* [Stated problem]:
Exactly and only the lines from the one with "Read all visible content and emit it as JSON." through the end of the listing are to be transcribed, both ends included.

* [Extracted data entries]:

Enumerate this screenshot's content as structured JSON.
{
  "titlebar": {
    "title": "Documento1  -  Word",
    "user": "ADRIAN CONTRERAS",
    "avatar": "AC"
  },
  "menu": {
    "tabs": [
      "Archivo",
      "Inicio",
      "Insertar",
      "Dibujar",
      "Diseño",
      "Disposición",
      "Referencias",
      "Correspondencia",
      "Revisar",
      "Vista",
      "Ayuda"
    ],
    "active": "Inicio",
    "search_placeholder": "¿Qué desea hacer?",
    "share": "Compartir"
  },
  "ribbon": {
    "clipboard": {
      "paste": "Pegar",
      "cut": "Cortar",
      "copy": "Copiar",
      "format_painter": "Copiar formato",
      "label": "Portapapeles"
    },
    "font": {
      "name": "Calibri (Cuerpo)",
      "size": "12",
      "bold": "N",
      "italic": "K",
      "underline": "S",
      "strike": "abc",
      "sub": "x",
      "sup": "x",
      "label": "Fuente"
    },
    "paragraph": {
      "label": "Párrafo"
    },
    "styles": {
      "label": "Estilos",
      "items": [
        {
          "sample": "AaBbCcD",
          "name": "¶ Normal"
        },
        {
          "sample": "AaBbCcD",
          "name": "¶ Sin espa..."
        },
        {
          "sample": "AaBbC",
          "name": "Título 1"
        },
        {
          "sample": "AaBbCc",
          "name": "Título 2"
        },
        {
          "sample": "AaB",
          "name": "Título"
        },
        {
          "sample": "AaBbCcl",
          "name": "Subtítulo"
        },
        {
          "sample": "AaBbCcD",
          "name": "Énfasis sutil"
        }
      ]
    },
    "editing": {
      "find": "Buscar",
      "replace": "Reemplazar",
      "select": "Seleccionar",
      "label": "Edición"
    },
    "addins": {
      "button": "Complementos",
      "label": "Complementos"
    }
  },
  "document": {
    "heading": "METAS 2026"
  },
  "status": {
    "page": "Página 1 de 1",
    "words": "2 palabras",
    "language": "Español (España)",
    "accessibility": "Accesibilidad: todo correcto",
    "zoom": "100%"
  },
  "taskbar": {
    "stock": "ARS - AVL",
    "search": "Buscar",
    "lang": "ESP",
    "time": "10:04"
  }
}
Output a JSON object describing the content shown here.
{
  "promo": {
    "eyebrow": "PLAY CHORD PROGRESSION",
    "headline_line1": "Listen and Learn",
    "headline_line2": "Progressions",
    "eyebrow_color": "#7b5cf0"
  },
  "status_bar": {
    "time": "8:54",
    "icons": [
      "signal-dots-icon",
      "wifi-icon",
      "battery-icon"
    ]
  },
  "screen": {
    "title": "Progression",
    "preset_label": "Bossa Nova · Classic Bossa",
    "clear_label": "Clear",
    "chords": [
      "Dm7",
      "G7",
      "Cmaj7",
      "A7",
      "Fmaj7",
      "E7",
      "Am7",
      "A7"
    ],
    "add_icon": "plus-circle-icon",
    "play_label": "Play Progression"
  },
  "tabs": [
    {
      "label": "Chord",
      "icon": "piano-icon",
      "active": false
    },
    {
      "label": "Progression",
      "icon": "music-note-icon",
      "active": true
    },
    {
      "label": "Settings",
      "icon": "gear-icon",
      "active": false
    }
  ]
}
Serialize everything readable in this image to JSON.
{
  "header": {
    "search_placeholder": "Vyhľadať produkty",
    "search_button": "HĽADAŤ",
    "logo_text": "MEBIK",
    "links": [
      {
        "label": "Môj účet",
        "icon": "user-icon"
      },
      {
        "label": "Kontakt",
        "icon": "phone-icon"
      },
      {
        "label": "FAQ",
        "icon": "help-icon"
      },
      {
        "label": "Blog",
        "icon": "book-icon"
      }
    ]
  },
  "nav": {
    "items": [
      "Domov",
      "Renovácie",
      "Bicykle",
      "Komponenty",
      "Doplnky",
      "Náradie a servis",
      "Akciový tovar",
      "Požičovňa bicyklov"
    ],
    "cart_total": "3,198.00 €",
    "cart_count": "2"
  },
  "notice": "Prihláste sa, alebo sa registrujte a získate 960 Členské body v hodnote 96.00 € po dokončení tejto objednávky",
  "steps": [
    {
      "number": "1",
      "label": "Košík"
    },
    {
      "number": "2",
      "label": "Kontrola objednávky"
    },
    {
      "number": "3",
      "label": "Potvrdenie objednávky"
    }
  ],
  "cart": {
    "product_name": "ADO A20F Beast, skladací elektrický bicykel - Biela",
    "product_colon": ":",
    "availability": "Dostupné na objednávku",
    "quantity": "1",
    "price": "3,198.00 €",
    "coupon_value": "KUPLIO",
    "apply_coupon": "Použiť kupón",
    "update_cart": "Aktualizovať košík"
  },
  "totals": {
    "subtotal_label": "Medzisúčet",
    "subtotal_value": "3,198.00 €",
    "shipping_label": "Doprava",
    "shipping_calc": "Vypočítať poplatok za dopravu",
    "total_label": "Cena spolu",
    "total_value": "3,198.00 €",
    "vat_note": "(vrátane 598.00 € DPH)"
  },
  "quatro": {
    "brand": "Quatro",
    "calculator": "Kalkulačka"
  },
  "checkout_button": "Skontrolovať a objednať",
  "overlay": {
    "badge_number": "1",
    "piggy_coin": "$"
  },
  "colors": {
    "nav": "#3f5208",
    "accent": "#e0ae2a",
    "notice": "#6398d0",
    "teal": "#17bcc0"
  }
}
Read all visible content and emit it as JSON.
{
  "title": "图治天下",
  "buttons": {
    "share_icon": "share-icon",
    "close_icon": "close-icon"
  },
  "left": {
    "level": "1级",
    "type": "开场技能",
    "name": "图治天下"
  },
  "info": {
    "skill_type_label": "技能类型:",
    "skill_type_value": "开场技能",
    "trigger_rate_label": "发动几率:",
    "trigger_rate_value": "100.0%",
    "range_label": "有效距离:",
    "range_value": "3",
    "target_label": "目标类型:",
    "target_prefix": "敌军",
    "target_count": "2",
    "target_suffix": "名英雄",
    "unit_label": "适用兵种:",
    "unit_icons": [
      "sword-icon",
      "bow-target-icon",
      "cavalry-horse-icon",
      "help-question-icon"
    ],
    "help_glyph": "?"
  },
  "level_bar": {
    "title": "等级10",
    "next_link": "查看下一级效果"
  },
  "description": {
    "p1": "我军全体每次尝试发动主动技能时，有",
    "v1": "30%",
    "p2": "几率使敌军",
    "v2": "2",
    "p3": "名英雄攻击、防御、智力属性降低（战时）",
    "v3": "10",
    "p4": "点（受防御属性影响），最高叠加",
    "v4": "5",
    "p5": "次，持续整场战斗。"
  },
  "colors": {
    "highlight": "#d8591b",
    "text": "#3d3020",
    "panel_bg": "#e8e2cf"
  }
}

* [Full output]:
Read all visible content and emit it as JSON.
{
  "title": "图治天下",
  "buttons": {
    "share_icon": "share-icon",
    "close_icon": "close-icon"
  },
  "left": {
    "level": "1级",
    "type": "开场技能",
    "name": "图治天下"
  },
  "info": {
    "skill_type_label": "技能类型:",
    "skill_type_value": "开场技能",
    "trigger_rate_label": "发动几率:",
    "trigger_rate_value": "100.0%",
    "range_label": "有效距离:",
    "range_value": "3",
    "target_label": "目标类型:",
    "target_prefix": "敌军",
    "target_count": "2",
    "target_suffix": "名英雄",
    "unit_label": "适用兵种:",
    "unit_icons": [
      "sword-icon",
      "bow-target-icon",
      "cavalry-horse-icon",
      "help-question-icon"
    ],
    "help_glyph": "?"
  },
  "level_bar": {
    "title": "等级10",
    "next_link": "查看下一级效果"
  },
  "description": {
    "p1": "我军全体每次尝试发动主动技能时，有",
    "v1": "30%",
    "p2": "几率使敌军",
    "v2": "2",
    "p3": "名英雄攻击、防御、智力属性降低（战时）",
    "v3": "10",
    "p4": "点（受防御属性影响），最高叠加",
    "v4": "5",
    "p5": "次，持续整场战斗。"
  },
  "colors": {
    "highlight": "#d8591b",
    "text": "#3d3020",
    "panel_bg": "#e8e2cf"
  }
}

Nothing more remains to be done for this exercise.